-- begin GIVEN RECORDS --

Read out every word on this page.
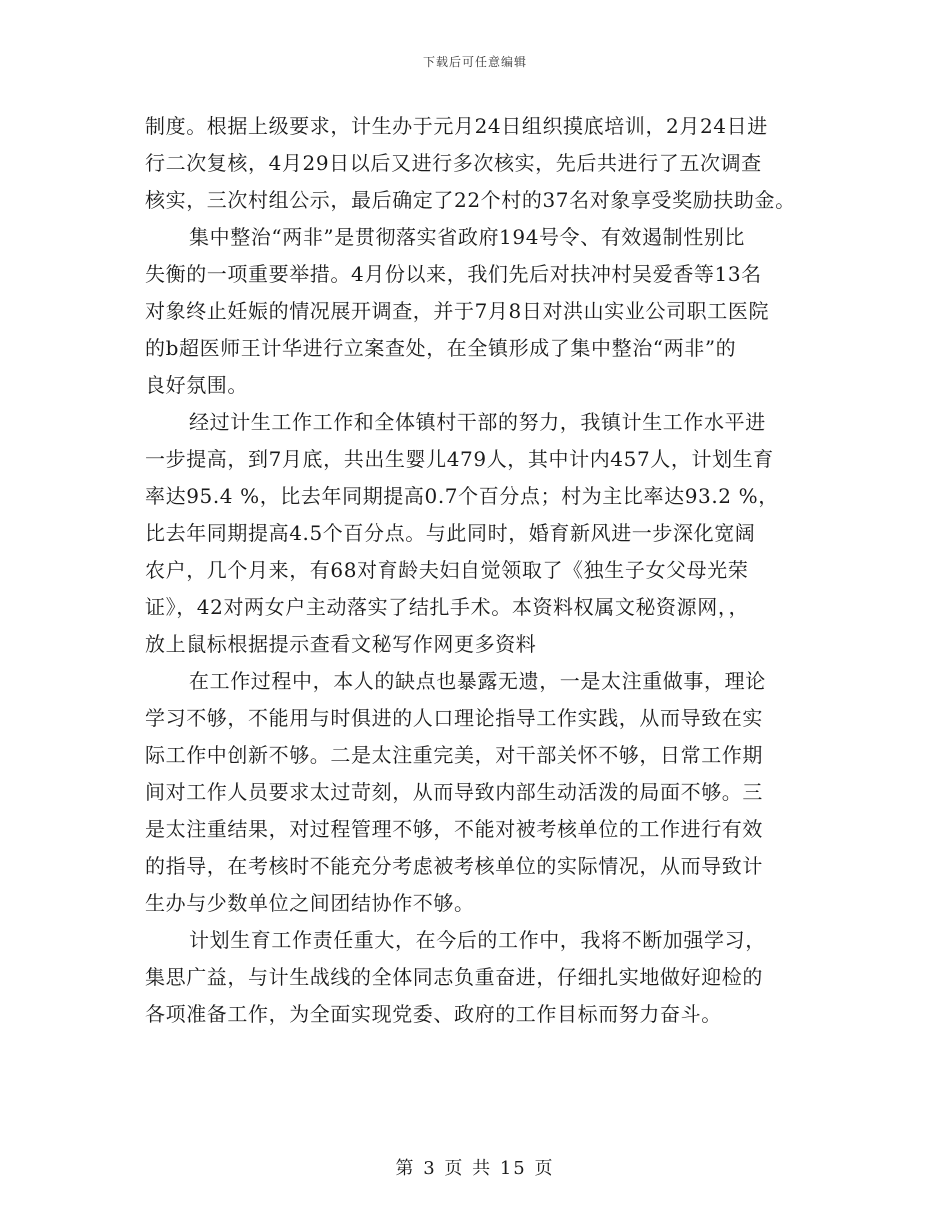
下载后可任意编辑
制度。根据上级要求，计生办于元月24日组织摸底培训，2月24日进
行二次复核，4月29日以后又进行多次核实，先后共进行了五次调查
核实，三次村组公示，最后确定了22个村的37名对象享受奖励扶助金。
集中整治“两非”是贯彻落实省政府194号令、有效遏制性别比
失衡的一项重要举措。4月份以来，我们先后对扶冲村吴爱香等13名
对象终止妊娠的情况展开调查，并于7月8日对洪山实业公司职工医院
的b超医师王计华进行立案查处，在全镇形成了集中整治“两非”的
良好氛围。
经过计生工作工作和全体镇村干部的努力，我镇计生工作水平进
一步提高，到7月底，共出生婴儿479人，其中计内457人，计划生育
率达95.4 %，比去年同期提高0.7个百分点；村为主比率达93.2 %，
比去年同期提高4.5个百分点。与此同时，婚育新风进一步深化宽阔
农户，几个月来，有68对育龄夫妇自觉领取了《独生子女父母光荣
证》，42对两女户主动落实了结扎手术。本资料权属文秘资源网，，
放上鼠标根据提示查看文秘写作网更多资料
在工作过程中，本人的缺点也暴露无遗，一是太注重做事，理论
学习不够，不能用与时俱进的人口理论指导工作实践，从而导致在实
际工作中创新不够。二是太注重完美，对干部关怀不够，日常工作期
间对工作人员要求太过苛刻，从而导致内部生动活泼的局面不够。三
是太注重结果，对过程管理不够，不能对被考核单位的工作进行有效
的指导，在考核时不能充分考虑被考核单位的实际情况，从而导致计
生办与少数单位之间团结协作不够。
计划生育工作责任重大，在今后的工作中，我将不断加强学习，
集思广益，与计生战线的全体同志负重奋进，仔细扎实地做好迎检的
各项准备工作，为全面实现党委、政府的工作目标而努力奋斗。
第 3 页 共 15 页
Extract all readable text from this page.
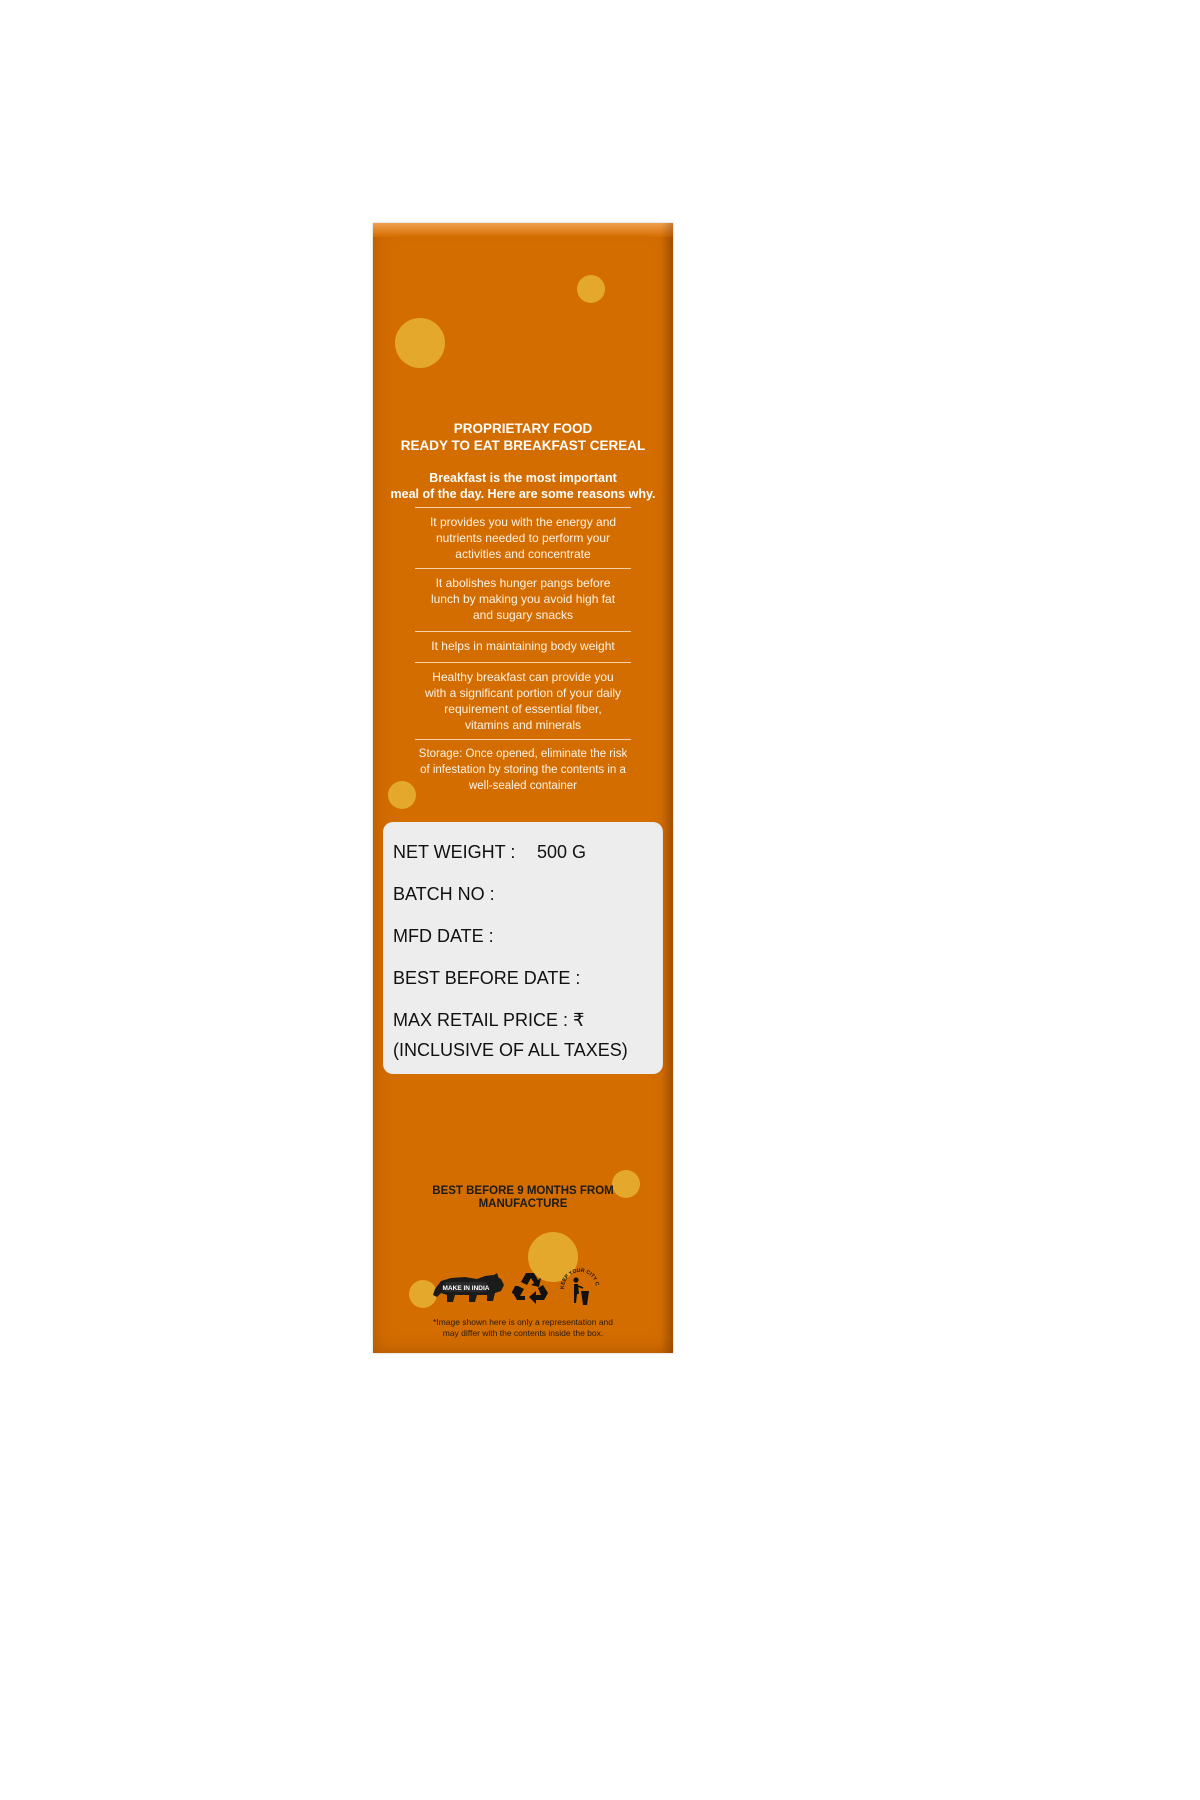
PROPRIETARY FOOD
READY TO EAT BREAKFAST CEREAL
Breakfast is the most important
meal of the day. Here are some reasons why.
It provides you with the energy and
nutrients needed to perform your
activities and concentrate
It abolishes hunger pangs before
lunch by making you avoid high fat
and sugary snacks
It helps in maintaining body weight
Healthy breakfast can provide you
with a significant portion of your daily
requirement of essential fiber,
vitamins and minerals
Storage: Once opened, eliminate the risk
of infestation by storing the contents in a
well-sealed container
NET WEIGHT : 500 G
BATCH NO :
MFD DATE :
BEST BEFORE DATE :
MAX RETAIL PRICE : ₹
(INCLUSIVE OF ALL TAXES)
BEST BEFORE 9 MONTHS FROM
MANUFACTURE
MAKE IN INDIA	KEEP YOUR CITY C
*Image shown here is only a representation and
may differ with the contents inside the box.
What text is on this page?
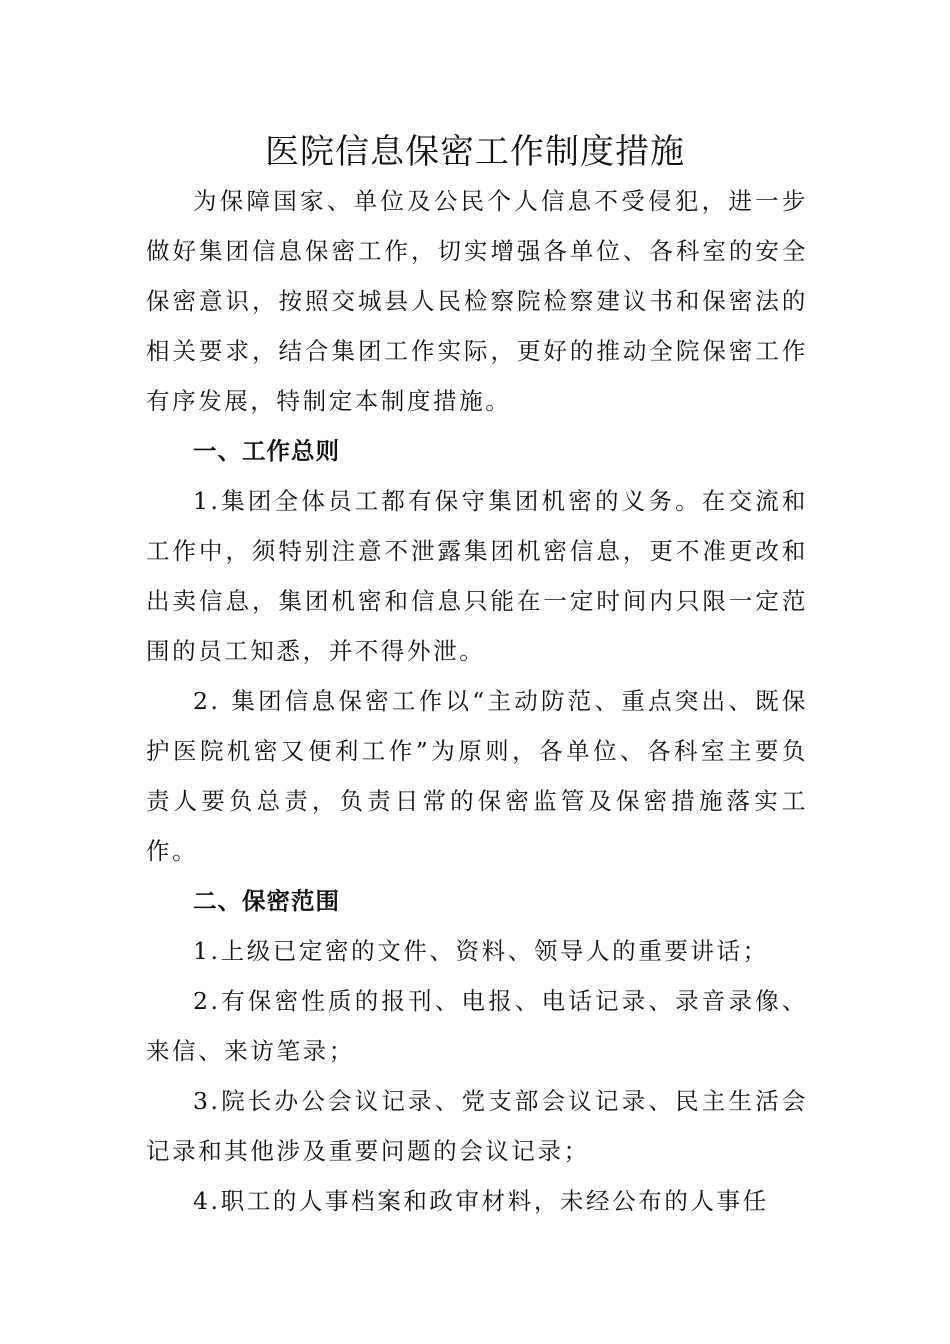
医院信息保密工作制度措施

为保障国家、单位及公民个人信息不受侵犯，进一步做好集团信息保密工作，切实增强各单位、各科室的安全保密意识，按照交城县人民检察院检察建议书和保密法的相关要求，结合集团工作实际，更好的推动全院保密工作有序发展，特制定本制度措施。

一、工作总则

1.集团全体员工都有保守集团机密的义务。在交流和工作中，须特别注意不泄露集团机密信息，更不准更改和出卖信息，集团机密和信息只能在一定时间内只限一定范围的员工知悉，并不得外泄。

2. 集团信息保密工作以“主动防范、重点突出、既保护医院机密又便利工作”为原则，各单位、各科室主要负责人要负总责，负责日常的保密监管及保密措施落实工作。

二、保密范围

1.上级已定密的文件、资料、领导人的重要讲话；

2.有保密性质的报刊、电报、电话记录、录音录像、来信、来访笔录；

3.院长办公会议记录、党支部会议记录、民主生活会记录和其他涉及重要问题的会议记录；

4.职工的人事档案和政审材料，未经公布的人事任
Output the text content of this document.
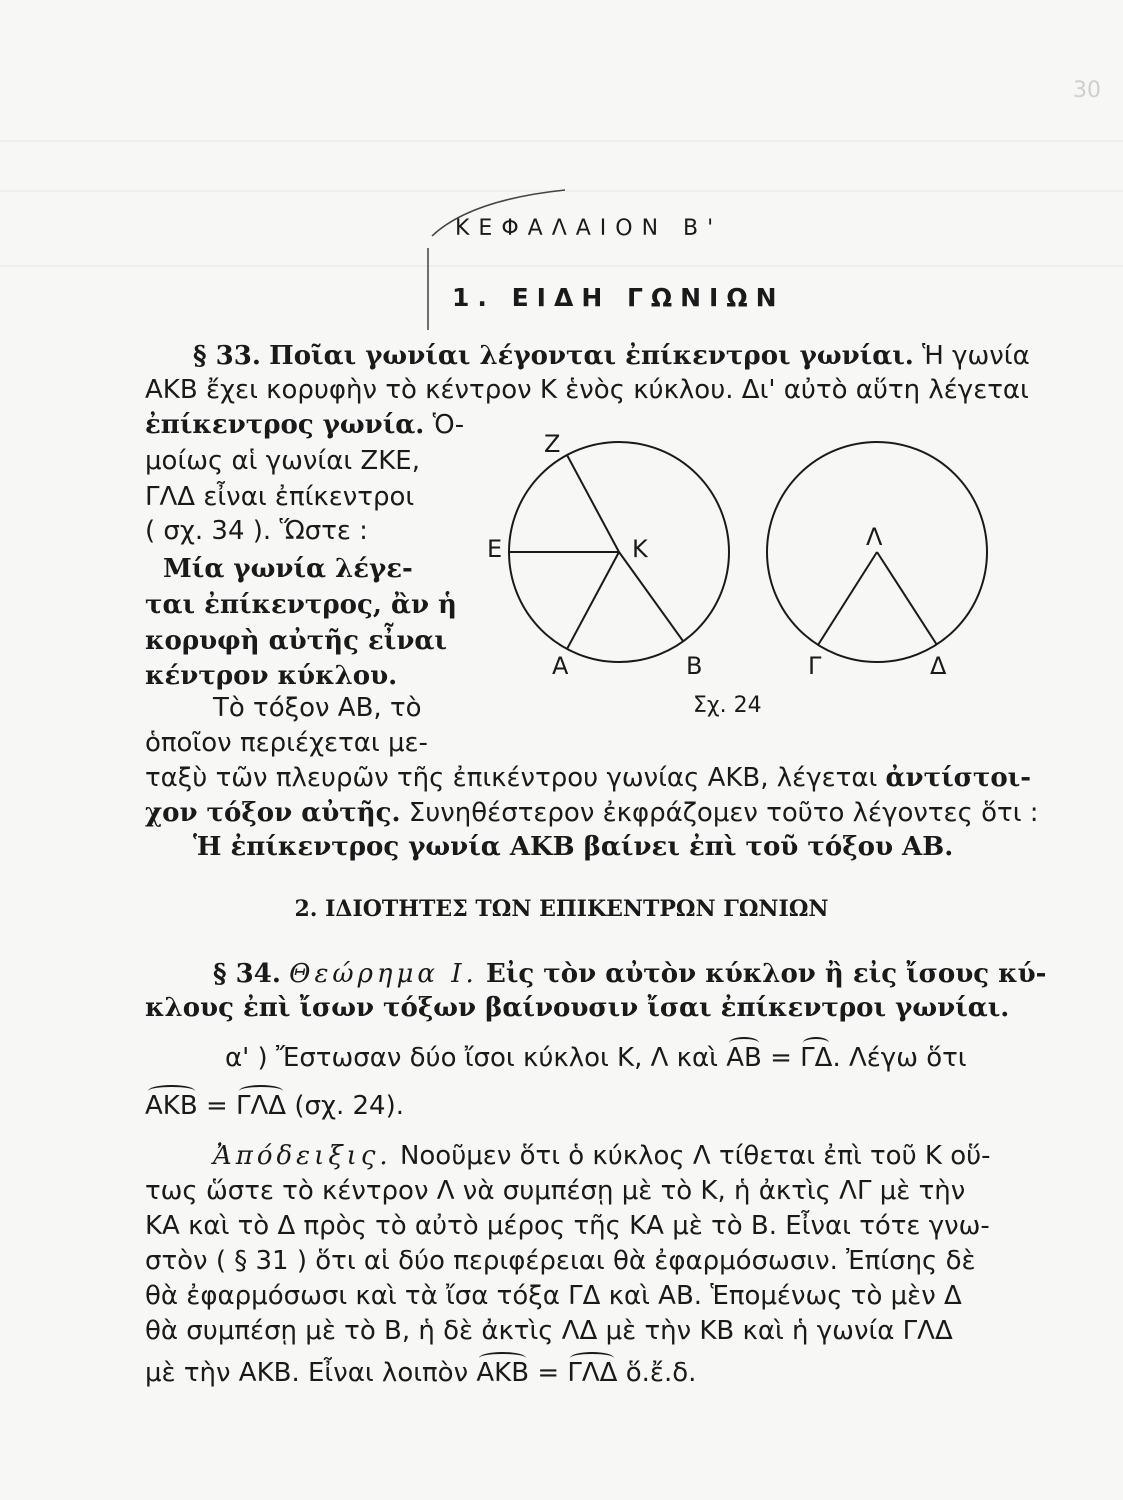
30
ΚΕΦΑΛΑΙΟΝ Β'
1. ΕΙΔΗ ΓΩΝΙΩΝ
§ 33. Ποῖαι γωνίαι λέγονται ἐπίκεντροι γωνίαι. Ἡ γωνία
ΑΚΒ ἔχει κορυφὴν τὸ κέντρον Κ ἑνὸς κύκλου. Δι' αὐτὸ αὕτη λέγεται
ἐπίκεντρος γωνία. Ὁ-
μοίως αἱ γωνίαι ΖΚΕ,
ΓΛΔ εἶναι ἐπίκεντροι
( σχ. 34 ). Ὥστε :
Μία γωνία λέγε-
ται ἐπίκεντρος, ἂν ἡ
κορυφὴ αὐτῆς εἶναι
κέντρον κύκλου.
Τὸ τόξον ΑΒ, τὸ
ὁποῖον περιέχεται με-
ταξὺ τῶν πλευρῶν τῆς ἐπικέντρου γωνίας ΑΚΒ, λέγεται ἀντίστοι-
χον τόξον αὐτῆς. Συνηθέστερον ἐκφράζομεν τοῦτο λέγοντες ὅτι :
Ἡ ἐπίκεντρος γωνία ΑΚΒ βαίνει ἐπὶ τοῦ τόξου ΑΒ.
Z
Ε	Κ
Α	Β
Λ
Γ	Δ
Σχ. 24
2. ΙΔΙΟΤΗΤΕΣ ΤΩΝ ΕΠΙΚΕΝΤΡΩΝ ΓΩΝΙΩΝ
§ 34. Θεώρημα Ι. Εἰς τὸν αὐτὸν κύκλον ἢ εἰς ἴσους κύ-
κλους ἐπὶ ἴσων τόξων βαίνουσιν ἴσαι ἐπίκεντροι γωνίαι.
α' ) Ἔστωσαν δύο ἴσοι κύκλοι Κ, Λ καὶ ΑΒ = ΓΔ. Λέγω ὅτι
ΑΚΒ = ΓΛΔ (σχ. 24).
Ἀπόδειξις. Νοοῦμεν ὅτι ὁ κύκλος Λ τίθεται ἐπὶ τοῦ Κ οὕ-
τως ὥστε τὸ κέντρον Λ νὰ συμπέσῃ μὲ τὸ Κ, ἡ ἀκτὶς ΛΓ μὲ τὴν
ΚΑ καὶ τὸ Δ πρὸς τὸ αὐτὸ μέρος τῆς ΚΑ μὲ τὸ Β. Εἶναι τότε γνω-
στὸν ( § 31 ) ὅτι αἱ δύο περιφέρειαι θὰ ἐφαρμόσωσιν. Ἐπίσης δὲ
θὰ ἐφαρμόσωσι καὶ τὰ ἴσα τόξα ΓΔ καὶ ΑΒ. Ἑπομένως τὸ μὲν Δ
θὰ συμπέσῃ μὲ τὸ Β, ἡ δὲ ἀκτὶς ΛΔ μὲ τὴν ΚΒ καὶ ἡ γωνία ΓΛΔ
μὲ τὴν ΑΚΒ. Εἶναι λοιπὸν ΑΚΒ = ΓΛΔ ὅ.ἔ.δ.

-- end GIVEN RECORDS --

GOAL: Quote, without alteration, the lines running from the line containing "Output the text content of this document." to the last line of the entries, and include no pictures.

SOLUTION TO THE EXERCISE:
Output the text content of this document.
30
ΚΕΦΑΛΑΙΟΝ Β'
1. ΕΙΔΗ ΓΩΝΙΩΝ
§ 33. Ποῖαι γωνίαι λέγονται ἐπίκεντροι γωνίαι. Ἡ γωνία
ΑΚΒ ἔχει κορυφὴν τὸ κέντρον Κ ἑνὸς κύκλου. Δι' αὐτὸ αὕτη λέγεται
ἐπίκεντρος γωνία. Ὁ-
μοίως αἱ γωνίαι ΖΚΕ,
ΓΛΔ εἶναι ἐπίκεντροι
( σχ. 34 ). Ὥστε :
Μία γωνία λέγε-
ται ἐπίκεντρος, ἂν ἡ
κορυφὴ αὐτῆς εἶναι
κέντρον κύκλου.
Τὸ τόξον ΑΒ, τὸ
ὁποῖον περιέχεται με-
ταξὺ τῶν πλευρῶν τῆς ἐπικέντρου γωνίας ΑΚΒ, λέγεται ἀντίστοι-
χον τόξον αὐτῆς. Συνηθέστερον ἐκφράζομεν τοῦτο λέγοντες ὅτι :
Ἡ ἐπίκεντρος γωνία ΑΚΒ βαίνει ἐπὶ τοῦ τόξου ΑΒ.
Z
Ε	Κ
Α	Β
Λ
Γ	Δ
Σχ. 24
2. ΙΔΙΟΤΗΤΕΣ ΤΩΝ ΕΠΙΚΕΝΤΡΩΝ ΓΩΝΙΩΝ
§ 34. Θεώρημα Ι. Εἰς τὸν αὐτὸν κύκλον ἢ εἰς ἴσους κύ-
κλους ἐπὶ ἴσων τόξων βαίνουσιν ἴσαι ἐπίκεντροι γωνίαι.
α' ) Ἔστωσαν δύο ἴσοι κύκλοι Κ, Λ καὶ ΑΒ = ΓΔ. Λέγω ὅτι
ΑΚΒ = ΓΛΔ (σχ. 24).
Ἀπόδειξις. Νοοῦμεν ὅτι ὁ κύκλος Λ τίθεται ἐπὶ τοῦ Κ οὕ-
τως ὥστε τὸ κέντρον Λ νὰ συμπέσῃ μὲ τὸ Κ, ἡ ἀκτὶς ΛΓ μὲ τὴν
ΚΑ καὶ τὸ Δ πρὸς τὸ αὐτὸ μέρος τῆς ΚΑ μὲ τὸ Β. Εἶναι τότε γνω-
στὸν ( § 31 ) ὅτι αἱ δύο περιφέρειαι θὰ ἐφαρμόσωσιν. Ἐπίσης δὲ
θὰ ἐφαρμόσωσι καὶ τὰ ἴσα τόξα ΓΔ καὶ ΑΒ. Ἑπομένως τὸ μὲν Δ
θὰ συμπέσῃ μὲ τὸ Β, ἡ δὲ ἀκτὶς ΛΔ μὲ τὴν ΚΒ καὶ ἡ γωνία ΓΛΔ
μὲ τὴν ΑΚΒ. Εἶναι λοιπὸν ΑΚΒ = ΓΛΔ ὅ.ἔ.δ.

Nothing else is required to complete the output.